▼

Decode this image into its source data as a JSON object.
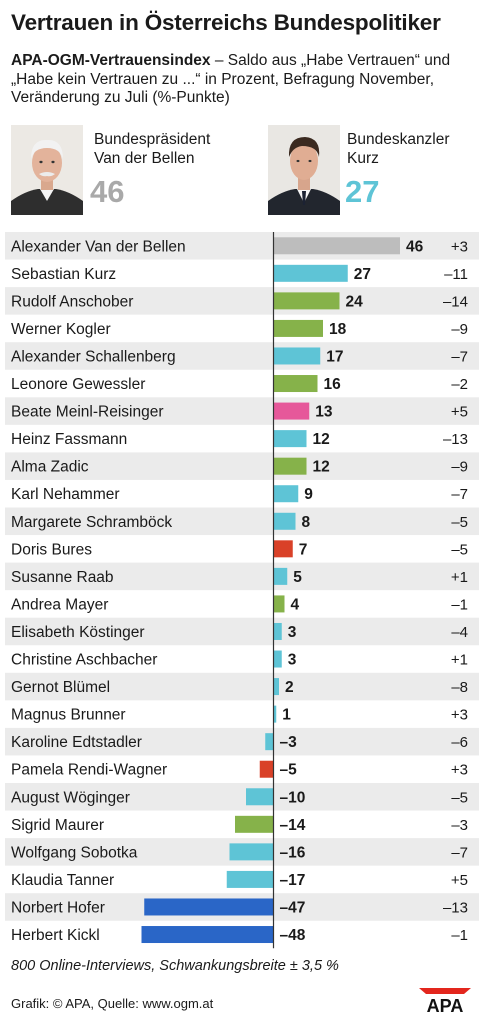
{
  "title": "Vertrauen in Österreichs Bundespolitiker",
  "subtitle": {
    "bold": "APA-OGM-Vertrauensindex",
    "rest": " – Saldo aus „Habe Vertrauen“ und „Habe kein Vertrauen zu ...“ in Prozent, Befragung November, Veränderung zu Juli (%-Punkte)"
  },
  "highlights": [
    {
      "role": "Bundespräsident\nVan der Bellen",
      "value": "46",
      "color": "#a9a9a9"
    },
    {
      "role": "Bundeskanzler\nKurz",
      "value": "27",
      "color": "#5ec4d6"
    }
  ],
  "colors": {
    "grey": "#bdbdbd",
    "turquoise": "#5ec4d6",
    "green": "#86b24a",
    "pink": "#e6589a",
    "red": "#d94128",
    "blue": "#2a66c7",
    "row_alt": "#ebebeb",
    "axis": "#333333"
  },
  "chart_data": {
    "type": "bar",
    "orientation": "horizontal",
    "categories": [
      "Alexander Van der Bellen",
      "Sebastian Kurz",
      "Rudolf Anschober",
      "Werner Kogler",
      "Alexander Schallenberg",
      "Leonore Gewessler",
      "Beate Meinl-Reisinger",
      "Heinz Fassmann",
      "Alma Zadic",
      "Karl Nehammer",
      "Margarete Schramböck",
      "Doris Bures",
      "Susanne Raab",
      "Andrea Mayer",
      "Elisabeth Köstinger",
      "Christine Aschbacher",
      "Gernot Blümel",
      "Magnus Brunner",
      "Karoline Edtstadler",
      "Pamela Rendi-Wagner",
      "August Wöginger",
      "Sigrid Maurer",
      "Wolfgang Sobotka",
      "Klaudia Tanner",
      "Norbert Hofer",
      "Herbert Kickl"
    ],
    "values": [
      46,
      27,
      24,
      18,
      17,
      16,
      13,
      12,
      12,
      9,
      8,
      7,
      5,
      4,
      3,
      3,
      2,
      1,
      -3,
      -5,
      -10,
      -14,
      -16,
      -17,
      -47,
      -48
    ],
    "value_labels": [
      "46",
      "27",
      "24",
      "18",
      "17",
      "16",
      "13",
      "12",
      "12",
      "9",
      "8",
      "7",
      "5",
      "4",
      "3",
      "3",
      "2",
      "1",
      "–3",
      "–5",
      "–10",
      "–14",
      "–16",
      "–17",
      "–47",
      "–48"
    ],
    "changes": [
      "+3",
      "–11",
      "–14",
      "–9",
      "–7",
      "–2",
      "+5",
      "–13",
      "–9",
      "–7",
      "–5",
      "–5",
      "+1",
      "–1",
      "–4",
      "+1",
      "–8",
      "+3",
      "–6",
      "+3",
      "–5",
      "–3",
      "–7",
      "+5",
      "–13",
      "–1"
    ],
    "bar_colors": [
      "grey",
      "turquoise",
      "green",
      "green",
      "turquoise",
      "green",
      "pink",
      "turquoise",
      "green",
      "turquoise",
      "turquoise",
      "red",
      "turquoise",
      "green",
      "turquoise",
      "turquoise",
      "turquoise",
      "turquoise",
      "turquoise",
      "red",
      "turquoise",
      "green",
      "turquoise",
      "turquoise",
      "blue",
      "blue"
    ]
  },
  "footnote": "800 Online-Interviews, Schwankungsbreite ± 3,5 %",
  "credit": "Grafik: © APA, Quelle: www.ogm.at",
  "logo_text": "APA"
}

▲

- **Directions**
Repeat the material above verbatim, with no pictures in the output.

- **Response**
Decode this image into its source data as a JSON object.
{
  "title": "Vertrauen in Österreichs Bundespolitiker",
  "subtitle": {
    "bold": "APA-OGM-Vertrauensindex",
    "rest": " – Saldo aus „Habe Vertrauen“ und „Habe kein Vertrauen zu ...“ in Prozent, Befragung November, Veränderung zu Juli (%-Punkte)"
  },
  "highlights": [
    {
      "role": "Bundespräsident\nVan der Bellen",
      "value": "46",
      "color": "#a9a9a9"
    },
    {
      "role": "Bundeskanzler\nKurz",
      "value": "27",
      "color": "#5ec4d6"
    }
  ],
  "colors": {
    "grey": "#bdbdbd",
    "turquoise": "#5ec4d6",
    "green": "#86b24a",
    "pink": "#e6589a",
    "red": "#d94128",
    "blue": "#2a66c7",
    "row_alt": "#ebebeb",
    "axis": "#333333"
  },
  "chart_data": {
    "type": "bar",
    "orientation": "horizontal",
    "categories": [
      "Alexander Van der Bellen",
      "Sebastian Kurz",
      "Rudolf Anschober",
      "Werner Kogler",
      "Alexander Schallenberg",
      "Leonore Gewessler",
      "Beate Meinl-Reisinger",
      "Heinz Fassmann",
      "Alma Zadic",
      "Karl Nehammer",
      "Margarete Schramböck",
      "Doris Bures",
      "Susanne Raab",
      "Andrea Mayer",
      "Elisabeth Köstinger",
      "Christine Aschbacher",
      "Gernot Blümel",
      "Magnus Brunner",
      "Karoline Edtstadler",
      "Pamela Rendi-Wagner",
      "August Wöginger",
      "Sigrid Maurer",
      "Wolfgang Sobotka",
      "Klaudia Tanner",
      "Norbert Hofer",
      "Herbert Kickl"
    ],
    "values": [
      46,
      27,
      24,
      18,
      17,
      16,
      13,
      12,
      12,
      9,
      8,
      7,
      5,
      4,
      3,
      3,
      2,
      1,
      -3,
      -5,
      -10,
      -14,
      -16,
      -17,
      -47,
      -48
    ],
    "value_labels": [
      "46",
      "27",
      "24",
      "18",
      "17",
      "16",
      "13",
      "12",
      "12",
      "9",
      "8",
      "7",
      "5",
      "4",
      "3",
      "3",
      "2",
      "1",
      "–3",
      "–5",
      "–10",
      "–14",
      "–16",
      "–17",
      "–47",
      "–48"
    ],
    "changes": [
      "+3",
      "–11",
      "–14",
      "–9",
      "–7",
      "–2",
      "+5",
      "–13",
      "–9",
      "–7",
      "–5",
      "–5",
      "+1",
      "–1",
      "–4",
      "+1",
      "–8",
      "+3",
      "–6",
      "+3",
      "–5",
      "–3",
      "–7",
      "+5",
      "–13",
      "–1"
    ],
    "bar_colors": [
      "grey",
      "turquoise",
      "green",
      "green",
      "turquoise",
      "green",
      "pink",
      "turquoise",
      "green",
      "turquoise",
      "turquoise",
      "red",
      "turquoise",
      "green",
      "turquoise",
      "turquoise",
      "turquoise",
      "turquoise",
      "turquoise",
      "red",
      "turquoise",
      "green",
      "turquoise",
      "turquoise",
      "blue",
      "blue"
    ]
  },
  "footnote": "800 Online-Interviews, Schwankungsbreite ± 3,5 %",
  "credit": "Grafik: © APA, Quelle: www.ogm.at",
  "logo_text": "APA"
}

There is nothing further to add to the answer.